> What needs to be done:
Repeat the listing in full, word for word.

> Given records:
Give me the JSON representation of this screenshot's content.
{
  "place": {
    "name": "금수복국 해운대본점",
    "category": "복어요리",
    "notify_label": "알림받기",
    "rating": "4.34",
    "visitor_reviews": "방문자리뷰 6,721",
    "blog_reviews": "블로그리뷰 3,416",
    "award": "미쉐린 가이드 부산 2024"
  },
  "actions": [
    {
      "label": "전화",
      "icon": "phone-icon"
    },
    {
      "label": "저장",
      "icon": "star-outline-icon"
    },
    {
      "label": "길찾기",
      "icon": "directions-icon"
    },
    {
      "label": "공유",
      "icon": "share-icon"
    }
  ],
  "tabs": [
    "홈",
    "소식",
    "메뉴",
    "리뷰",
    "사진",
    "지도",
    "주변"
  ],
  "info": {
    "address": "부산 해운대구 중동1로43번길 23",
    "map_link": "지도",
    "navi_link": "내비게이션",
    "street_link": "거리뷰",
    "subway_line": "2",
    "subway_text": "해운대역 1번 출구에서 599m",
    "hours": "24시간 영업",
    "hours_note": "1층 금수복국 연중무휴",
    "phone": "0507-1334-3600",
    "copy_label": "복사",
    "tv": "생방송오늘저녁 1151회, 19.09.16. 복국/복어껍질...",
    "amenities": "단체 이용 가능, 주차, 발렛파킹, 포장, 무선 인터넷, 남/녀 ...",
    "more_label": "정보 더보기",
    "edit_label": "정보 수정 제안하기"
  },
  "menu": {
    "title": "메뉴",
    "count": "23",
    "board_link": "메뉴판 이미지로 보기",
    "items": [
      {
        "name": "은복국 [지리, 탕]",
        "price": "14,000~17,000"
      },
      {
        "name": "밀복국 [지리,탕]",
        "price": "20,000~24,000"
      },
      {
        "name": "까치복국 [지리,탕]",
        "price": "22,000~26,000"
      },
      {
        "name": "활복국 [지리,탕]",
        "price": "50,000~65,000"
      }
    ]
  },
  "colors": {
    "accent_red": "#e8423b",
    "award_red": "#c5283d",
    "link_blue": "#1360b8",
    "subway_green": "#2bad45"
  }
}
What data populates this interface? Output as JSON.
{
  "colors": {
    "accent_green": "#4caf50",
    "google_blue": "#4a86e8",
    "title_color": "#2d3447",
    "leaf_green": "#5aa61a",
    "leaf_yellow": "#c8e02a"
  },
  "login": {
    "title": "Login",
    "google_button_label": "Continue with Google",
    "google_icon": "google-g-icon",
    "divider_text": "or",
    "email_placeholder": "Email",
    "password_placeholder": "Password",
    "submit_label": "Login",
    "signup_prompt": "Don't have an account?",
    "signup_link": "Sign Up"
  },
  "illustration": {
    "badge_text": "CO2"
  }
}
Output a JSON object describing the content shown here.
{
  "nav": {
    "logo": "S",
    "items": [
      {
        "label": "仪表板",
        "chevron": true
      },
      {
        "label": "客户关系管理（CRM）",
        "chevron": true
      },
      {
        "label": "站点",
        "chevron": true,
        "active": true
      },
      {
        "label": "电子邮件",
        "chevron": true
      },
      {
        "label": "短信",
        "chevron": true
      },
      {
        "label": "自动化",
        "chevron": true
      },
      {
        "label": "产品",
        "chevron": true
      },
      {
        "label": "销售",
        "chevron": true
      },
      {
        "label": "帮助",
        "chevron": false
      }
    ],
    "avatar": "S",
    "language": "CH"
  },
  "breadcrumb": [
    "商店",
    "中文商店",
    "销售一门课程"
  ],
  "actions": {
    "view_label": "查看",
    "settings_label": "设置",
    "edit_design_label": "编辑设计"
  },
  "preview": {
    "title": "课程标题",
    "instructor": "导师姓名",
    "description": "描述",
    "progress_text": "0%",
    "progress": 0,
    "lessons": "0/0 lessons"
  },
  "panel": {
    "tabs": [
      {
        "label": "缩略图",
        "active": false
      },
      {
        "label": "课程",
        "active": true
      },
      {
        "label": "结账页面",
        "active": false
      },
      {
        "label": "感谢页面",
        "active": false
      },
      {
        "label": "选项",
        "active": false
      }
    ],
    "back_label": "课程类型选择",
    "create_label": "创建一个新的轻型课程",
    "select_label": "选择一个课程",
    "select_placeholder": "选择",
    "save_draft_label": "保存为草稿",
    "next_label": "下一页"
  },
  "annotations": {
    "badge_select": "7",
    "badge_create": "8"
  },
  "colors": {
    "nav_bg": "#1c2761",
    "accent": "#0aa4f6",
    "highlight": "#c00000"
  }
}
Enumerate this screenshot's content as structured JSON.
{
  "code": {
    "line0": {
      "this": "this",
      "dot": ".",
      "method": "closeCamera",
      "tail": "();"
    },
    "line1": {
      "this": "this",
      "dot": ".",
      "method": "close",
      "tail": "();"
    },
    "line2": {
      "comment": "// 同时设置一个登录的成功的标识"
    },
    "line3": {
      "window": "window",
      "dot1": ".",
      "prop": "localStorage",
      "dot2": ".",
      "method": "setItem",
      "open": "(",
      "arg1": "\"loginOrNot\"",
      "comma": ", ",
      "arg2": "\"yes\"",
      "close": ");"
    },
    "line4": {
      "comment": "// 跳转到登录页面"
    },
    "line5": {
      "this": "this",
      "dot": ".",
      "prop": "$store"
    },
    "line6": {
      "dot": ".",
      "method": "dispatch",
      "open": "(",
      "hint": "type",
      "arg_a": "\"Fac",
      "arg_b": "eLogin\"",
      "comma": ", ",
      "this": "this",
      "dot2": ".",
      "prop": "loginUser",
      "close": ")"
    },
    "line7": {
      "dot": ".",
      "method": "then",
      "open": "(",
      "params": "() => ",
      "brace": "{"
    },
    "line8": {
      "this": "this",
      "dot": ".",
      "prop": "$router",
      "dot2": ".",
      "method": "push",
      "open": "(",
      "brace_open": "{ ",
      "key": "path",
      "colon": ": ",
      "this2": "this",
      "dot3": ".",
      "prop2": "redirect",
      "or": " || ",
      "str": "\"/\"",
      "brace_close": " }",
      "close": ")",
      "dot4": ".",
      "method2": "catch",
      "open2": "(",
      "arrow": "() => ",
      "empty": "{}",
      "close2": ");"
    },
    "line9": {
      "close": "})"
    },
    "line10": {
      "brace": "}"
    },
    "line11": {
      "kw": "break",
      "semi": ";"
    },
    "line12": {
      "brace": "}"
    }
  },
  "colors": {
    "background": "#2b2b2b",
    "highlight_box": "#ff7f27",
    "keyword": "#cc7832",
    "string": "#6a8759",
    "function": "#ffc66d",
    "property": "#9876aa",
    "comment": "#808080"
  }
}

> Written solution:
Give me the JSON representation of this screenshot's content.
{
  "place": {
    "name": "금수복국 해운대본점",
    "category": "복어요리",
    "notify_label": "알림받기",
    "rating": "4.34",
    "visitor_reviews": "방문자리뷰 6,721",
    "blog_reviews": "블로그리뷰 3,416",
    "award": "미쉐린 가이드 부산 2024"
  },
  "actions": [
    {
      "label": "전화",
      "icon": "phone-icon"
    },
    {
      "label": "저장",
      "icon": "star-outline-icon"
    },
    {
      "label": "길찾기",
      "icon": "directions-icon"
    },
    {
      "label": "공유",
      "icon": "share-icon"
    }
  ],
  "tabs": [
    "홈",
    "소식",
    "메뉴",
    "리뷰",
    "사진",
    "지도",
    "주변"
  ],
  "info": {
    "address": "부산 해운대구 중동1로43번길 23",
    "map_link": "지도",
    "navi_link": "내비게이션",
    "street_link": "거리뷰",
    "subway_line": "2",
    "subway_text": "해운대역 1번 출구에서 599m",
    "hours": "24시간 영업",
    "hours_note": "1층 금수복국 연중무휴",
    "phone": "0507-1334-3600",
    "copy_label": "복사",
    "tv": "생방송오늘저녁 1151회, 19.09.16. 복국/복어껍질...",
    "amenities": "단체 이용 가능, 주차, 발렛파킹, 포장, 무선 인터넷, 남/녀 ...",
    "more_label": "정보 더보기",
    "edit_label": "정보 수정 제안하기"
  },
  "menu": {
    "title": "메뉴",
    "count": "23",
    "board_link": "메뉴판 이미지로 보기",
    "items": [
      {
        "name": "은복국 [지리, 탕]",
        "price": "14,000~17,000"
      },
      {
        "name": "밀복국 [지리,탕]",
        "price": "20,000~24,000"
      },
      {
        "name": "까치복국 [지리,탕]",
        "price": "22,000~26,000"
      },
      {
        "name": "활복국 [지리,탕]",
        "price": "50,000~65,000"
      }
    ]
  },
  "colors": {
    "accent_red": "#e8423b",
    "award_red": "#c5283d",
    "link_blue": "#1360b8",
    "subway_green": "#2bad45"
  }
}
What data populates this interface? Output as JSON.
{
  "colors": {
    "accent_green": "#4caf50",
    "google_blue": "#4a86e8",
    "title_color": "#2d3447",
    "leaf_green": "#5aa61a",
    "leaf_yellow": "#c8e02a"
  },
  "login": {
    "title": "Login",
    "google_button_label": "Continue with Google",
    "google_icon": "google-g-icon",
    "divider_text": "or",
    "email_placeholder": "Email",
    "password_placeholder": "Password",
    "submit_label": "Login",
    "signup_prompt": "Don't have an account?",
    "signup_link": "Sign Up"
  },
  "illustration": {
    "badge_text": "CO2"
  }
}
Output a JSON object describing the content shown here.
{
  "nav": {
    "logo": "S",
    "items": [
      {
        "label": "仪表板",
        "chevron": true
      },
      {
        "label": "客户关系管理（CRM）",
        "chevron": true
      },
      {
        "label": "站点",
        "chevron": true,
        "active": true
      },
      {
        "label": "电子邮件",
        "chevron": true
      },
      {
        "label": "短信",
        "chevron": true
      },
      {
        "label": "自动化",
        "chevron": true
      },
      {
        "label": "产品",
        "chevron": true
      },
      {
        "label": "销售",
        "chevron": true
      },
      {
        "label": "帮助",
        "chevron": false
      }
    ],
    "avatar": "S",
    "language": "CH"
  },
  "breadcrumb": [
    "商店",
    "中文商店",
    "销售一门课程"
  ],
  "actions": {
    "view_label": "查看",
    "settings_label": "设置",
    "edit_design_label": "编辑设计"
  },
  "preview": {
    "title": "课程标题",
    "instructor": "导师姓名",
    "description": "描述",
    "progress_text": "0%",
    "progress": 0,
    "lessons": "0/0 lessons"
  },
  "panel": {
    "tabs": [
      {
        "label": "缩略图",
        "active": false
      },
      {
        "label": "课程",
        "active": true
      },
      {
        "label": "结账页面",
        "active": false
      },
      {
        "label": "感谢页面",
        "active": false
      },
      {
        "label": "选项",
        "active": false
      }
    ],
    "back_label": "课程类型选择",
    "create_label": "创建一个新的轻型课程",
    "select_label": "选择一个课程",
    "select_placeholder": "选择",
    "save_draft_label": "保存为草稿",
    "next_label": "下一页"
  },
  "annotations": {
    "badge_select": "7",
    "badge_create": "8"
  },
  "colors": {
    "nav_bg": "#1c2761",
    "accent": "#0aa4f6",
    "highlight": "#c00000"
  }
}
Enumerate this screenshot's content as structured JSON.
{
  "code": {
    "line0": {
      "this": "this",
      "dot": ".",
      "method": "closeCamera",
      "tail": "();"
    },
    "line1": {
      "this": "this",
      "dot": ".",
      "method": "close",
      "tail": "();"
    },
    "line2": {
      "comment": "// 同时设置一个登录的成功的标识"
    },
    "line3": {
      "window": "window",
      "dot1": ".",
      "prop": "localStorage",
      "dot2": ".",
      "method": "setItem",
      "open": "(",
      "arg1": "\"loginOrNot\"",
      "comma": ", ",
      "arg2": "\"yes\"",
      "close": ");"
    },
    "line4": {
      "comment": "// 跳转到登录页面"
    },
    "line5": {
      "this": "this",
      "dot": ".",
      "prop": "$store"
    },
    "line6": {
      "dot": ".",
      "method": "dispatch",
      "open": "(",
      "hint": "type",
      "arg_a": "\"Fac",
      "arg_b": "eLogin\"",
      "comma": ", ",
      "this": "this",
      "dot2": ".",
      "prop": "loginUser",
      "close": ")"
    },
    "line7": {
      "dot": ".",
      "method": "then",
      "open": "(",
      "params": "() => ",
      "brace": "{"
    },
    "line8": {
      "this": "this",
      "dot": ".",
      "prop": "$router",
      "dot2": ".",
      "method": "push",
      "open": "(",
      "brace_open": "{ ",
      "key": "path",
      "colon": ": ",
      "this2": "this",
      "dot3": ".",
      "prop2": "redirect",
      "or": " || ",
      "str": "\"/\"",
      "brace_close": " }",
      "close": ")",
      "dot4": ".",
      "method2": "catch",
      "open2": "(",
      "arrow": "() => ",
      "empty": "{}",
      "close2": ");"
    },
    "line9": {
      "close": "})"
    },
    "line10": {
      "brace": "}"
    },
    "line11": {
      "kw": "break",
      "semi": ";"
    },
    "line12": {
      "brace": "}"
    }
  },
  "colors": {
    "background": "#2b2b2b",
    "highlight_box": "#ff7f27",
    "keyword": "#cc7832",
    "string": "#6a8759",
    "function": "#ffc66d",
    "property": "#9876aa",
    "comment": "#808080"
  }
}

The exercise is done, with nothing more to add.